* begin Excerpted passage *

The 2019 Mazda MX-5 keeps the crown of “affordable and fun” with a more potent engine this year.
Close your eyes and picture a sports car that won’t bankrupt your 401k. For most of us who aren’t members of royal families that car looks a lot like the 2019 Mazda MX-5 Miata, a small wonder and long-running staple for the automaker.

This year, the biggest change for the Miata is a doozy—at least for a small car that’s stayed true to its roots for more than two decades. A free-revving 2.0-liter inline-4 replaces a similarly sized engine from last year, but this year makes more power and spins past 7,000 rpm.

Like last year, the MX-5 is available in Sport, Club, and Grand Touring trims, and costs just north of $26,000 to start.
We give the Miata a 6.0 our overall scale, a respectable score for a niche vehicle that won’t carry more than two people. 

The newest Miata bowed for 2016, although its roots reach back to the late 1980s. The same shape has outlived other fads thanks to its handsome profile and focus on drivability—fun seemingly never goes out of style.

Last year’s 155-horsepower 2.0-liter inline-4 is out, a new 181-hp 2.0-liter inline-4 is in. Vital bits have been strengthified and lightenated in the new engine, at least that’s what the engineers tell us. We’re better at telling you how it feels behind the wheel: fantastic. The 26 additional hp are a welcome addition for a car that weighs less than 2,400 pounds to start and make an instant impression on driver and passenger alike.

A precise 6-speed manual rifles through its gears in the Miata’s best life; we couldn’t imagine it any other way. (A 6-speed automatic is available if you can.)

The Miata’s small size and low ride height promise comfort for two only and mostly deliver. Bad knees and backs may struggle to fit into the small confines, but their flexibility is rewarded with a cozy cabin that doesn’t take away from the view of the road ahead.

The Miata skips many luxury features that some competitors now offer, and that’s mostly fine by us. We take one exception with an infotainment system that nearly drives us to distraction and leaves us dry without a smartphone system to take over.

Like last year, the Miata is available as a convertible or folding hard-top model that Mazda calls “RF” (retractable fastback). There’s no bad pick, but spending more on the Miata doesn’t enhance its best feature: how fun the MX-5 is to drive.

The Mazda Miata MX-5’s shape has endured decades for good reasons.
Even before this newest generation of Mazda MX-5 Miata was unveiled three years ago, it was already a sports car Hall of Famer.

The same proportions have served small roadsters well for decades, the latest Miata adds just a handful of expressive features to a standout silhouette. Above average, the MX-5 earns two points for its exterior and one more for its interior. We don’t have a favorite between RF hardtop and convertible models; there’s not a bad move to make. Both get an 8 for styling.

The long hood and short trunk add to the MX-5’s already racy profile. Beyond previous generations of the Miata, this version has rakish, debonair headlights and a tighter front bumper that closes up some of Mazda’s traditional gape. (Maybe that’s just our anthropomorphic tendencies talking.)

The hood has sharper creases this time around and the MX-5’s daytime running lights add small dimples to the creases of the lower front fascia.

* end Excerpted passage *

Continue the review of the 2019 Mazda MX-5 Miata from where it stops. The listing below can be skipped; it isn't required.

* begin Provided material *

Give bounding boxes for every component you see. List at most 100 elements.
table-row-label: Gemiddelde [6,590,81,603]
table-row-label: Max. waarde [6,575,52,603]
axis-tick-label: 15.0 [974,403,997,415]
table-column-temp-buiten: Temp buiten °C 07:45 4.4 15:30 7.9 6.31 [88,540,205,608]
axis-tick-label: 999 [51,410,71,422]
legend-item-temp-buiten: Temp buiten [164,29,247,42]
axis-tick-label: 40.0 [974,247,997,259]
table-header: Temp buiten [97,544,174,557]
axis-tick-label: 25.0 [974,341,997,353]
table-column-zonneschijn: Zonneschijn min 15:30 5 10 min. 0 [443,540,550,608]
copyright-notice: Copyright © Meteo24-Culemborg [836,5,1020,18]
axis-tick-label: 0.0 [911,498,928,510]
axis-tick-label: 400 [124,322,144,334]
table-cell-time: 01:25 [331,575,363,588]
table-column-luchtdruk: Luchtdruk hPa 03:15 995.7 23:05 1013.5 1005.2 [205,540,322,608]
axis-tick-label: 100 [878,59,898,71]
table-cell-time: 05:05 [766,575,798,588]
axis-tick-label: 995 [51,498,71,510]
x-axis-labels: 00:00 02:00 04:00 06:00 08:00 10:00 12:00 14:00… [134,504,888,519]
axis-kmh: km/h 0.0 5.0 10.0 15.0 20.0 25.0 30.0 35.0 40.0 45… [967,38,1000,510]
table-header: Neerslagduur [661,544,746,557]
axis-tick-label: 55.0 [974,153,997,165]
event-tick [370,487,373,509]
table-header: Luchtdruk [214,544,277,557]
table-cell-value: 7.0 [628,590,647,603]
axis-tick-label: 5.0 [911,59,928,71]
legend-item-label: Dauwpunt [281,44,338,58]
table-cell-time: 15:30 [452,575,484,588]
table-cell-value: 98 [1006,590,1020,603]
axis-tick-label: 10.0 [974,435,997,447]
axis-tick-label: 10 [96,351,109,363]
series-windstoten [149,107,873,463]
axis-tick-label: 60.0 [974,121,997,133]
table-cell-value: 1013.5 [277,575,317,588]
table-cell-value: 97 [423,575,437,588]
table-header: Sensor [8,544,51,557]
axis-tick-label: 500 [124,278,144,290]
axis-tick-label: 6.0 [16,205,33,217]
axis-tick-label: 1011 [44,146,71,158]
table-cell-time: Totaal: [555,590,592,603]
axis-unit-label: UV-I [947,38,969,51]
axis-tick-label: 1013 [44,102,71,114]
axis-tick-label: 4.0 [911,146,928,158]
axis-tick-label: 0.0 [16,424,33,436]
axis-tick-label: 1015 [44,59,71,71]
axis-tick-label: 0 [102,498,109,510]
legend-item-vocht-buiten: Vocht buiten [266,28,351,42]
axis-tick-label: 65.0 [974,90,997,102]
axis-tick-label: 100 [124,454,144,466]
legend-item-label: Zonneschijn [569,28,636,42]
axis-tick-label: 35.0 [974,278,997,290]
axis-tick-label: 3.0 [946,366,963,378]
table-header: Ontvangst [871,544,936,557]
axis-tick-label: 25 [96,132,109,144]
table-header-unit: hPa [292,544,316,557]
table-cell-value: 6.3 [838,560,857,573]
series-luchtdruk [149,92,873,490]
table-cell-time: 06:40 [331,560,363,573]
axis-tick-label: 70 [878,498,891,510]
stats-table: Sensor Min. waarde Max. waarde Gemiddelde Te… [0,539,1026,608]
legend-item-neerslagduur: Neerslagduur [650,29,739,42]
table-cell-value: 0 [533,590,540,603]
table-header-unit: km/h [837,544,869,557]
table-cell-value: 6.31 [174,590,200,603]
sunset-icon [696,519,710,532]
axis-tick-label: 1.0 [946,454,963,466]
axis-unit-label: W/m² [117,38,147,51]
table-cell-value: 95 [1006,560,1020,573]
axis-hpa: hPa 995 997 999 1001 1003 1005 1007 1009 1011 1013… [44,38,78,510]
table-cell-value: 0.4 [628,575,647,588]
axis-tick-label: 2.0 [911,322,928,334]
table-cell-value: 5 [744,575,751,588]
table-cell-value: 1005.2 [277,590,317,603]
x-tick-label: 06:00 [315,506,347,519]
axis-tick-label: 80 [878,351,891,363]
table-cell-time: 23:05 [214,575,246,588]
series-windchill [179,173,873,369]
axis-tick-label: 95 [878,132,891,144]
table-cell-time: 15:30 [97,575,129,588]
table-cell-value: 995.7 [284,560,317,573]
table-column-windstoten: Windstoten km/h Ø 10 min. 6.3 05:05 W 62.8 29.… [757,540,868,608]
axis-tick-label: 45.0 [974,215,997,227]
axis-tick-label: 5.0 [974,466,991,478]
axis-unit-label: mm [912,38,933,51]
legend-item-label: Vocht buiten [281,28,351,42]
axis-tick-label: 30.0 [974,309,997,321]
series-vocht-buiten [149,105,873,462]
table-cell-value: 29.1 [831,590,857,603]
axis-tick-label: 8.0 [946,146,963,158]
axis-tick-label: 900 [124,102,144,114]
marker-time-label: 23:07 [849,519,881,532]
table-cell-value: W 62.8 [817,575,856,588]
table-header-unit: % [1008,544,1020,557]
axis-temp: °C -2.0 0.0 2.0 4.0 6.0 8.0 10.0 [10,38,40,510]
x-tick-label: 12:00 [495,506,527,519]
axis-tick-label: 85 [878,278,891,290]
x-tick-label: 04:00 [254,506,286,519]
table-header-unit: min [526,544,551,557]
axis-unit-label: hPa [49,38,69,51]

* end Provided material *

#### [Result of this exercise]
Along the body sides, a short trunk makes a small wheelbase look even smaller. The RF’s hardtop is closer to a targa than it is a true convertible—we don’t mind one bit.

In back, the flat trunk gracefully drops toward both wheels without casting a bad shadow on the expressive, round taillights.

Inside, the cabin is spartan but not sparse. Body-colored door sills are a nice look and bring some of the outsides inside. We’re partial to Soul Red, which is a $595 option, but worth every penny for its brilliant shine.

Much like the exterior, the interior of the MX-5 is a exercise in restraint that works well. It’s aesthetically pleasing, although not ergonomically perfect.

Few cars offer better performance value than the 2019 Mazda MX-5.
An improved drivetrain over last year’s version keeps the 2019 Mazda MX-5 Miata high among performers on our list.

This year, a revised 2.0-liter inline-4 makes its debut under the hoods of all models and brings a 26 horsepower bump over last year’s outgoing engine.

We had good feelings about the outgoing engine, but have better feelings about this year’s version. A short and positive 6-speed manual ideally mates to the new engine and the small Miata’s legendary handling returns again. Starting from an average score, the Miata gets two points above the mean for its handling and one point for its powertrain. It easily earns an 8 out of 10. 

Despite having the same displacement as last year’s 2.0-liter inline-4, this year’s engine in the Miata was significantly upgraded to handle more power and rev higher. Revised intake and exhaust ports complement a throttle that breathes freer for 28 percent more airflow to the engine. The result is an engine that happily spins up to 7,200 rpm or higher (last year’s peaked at 6,800 rpm) and makes 181 hp, up from 155 hp last year.

Mazda says that all the vital components (pistons, connecting rods, crankshaft) are lighter and were made stronger to handle the increased pressure from more power. Its injectors now pressurize the fuel more for a better bang, depending on speed.

Behind the wheel, the changes net to a throttle pedal that’s supernaturally connected to our reptilian brains that are hardwired for more speed. Each stab at the pedal creates a predictable and repeatable response for more revs, more speed, and more sound. Mazda’s engineering prowess for making cars that are fun to drive is distilled in the MX-5—then refined, weaponized, and turned loose in the MX-5. Yep, it’s that fun to drive.

The best pairing is a sharp and positive 6-speed manual transmission that clicks through all six gears with precision. The clutch takeup is firm, but not stiff, with just enough slack to keep the MX-5 drivable every day in stop-and-go traffic.

The optional 6-speed automatic is complemented by standard paddle shifters, although it’s not as quick to shift as other paddle-shifted autoboxes we’ve tested before.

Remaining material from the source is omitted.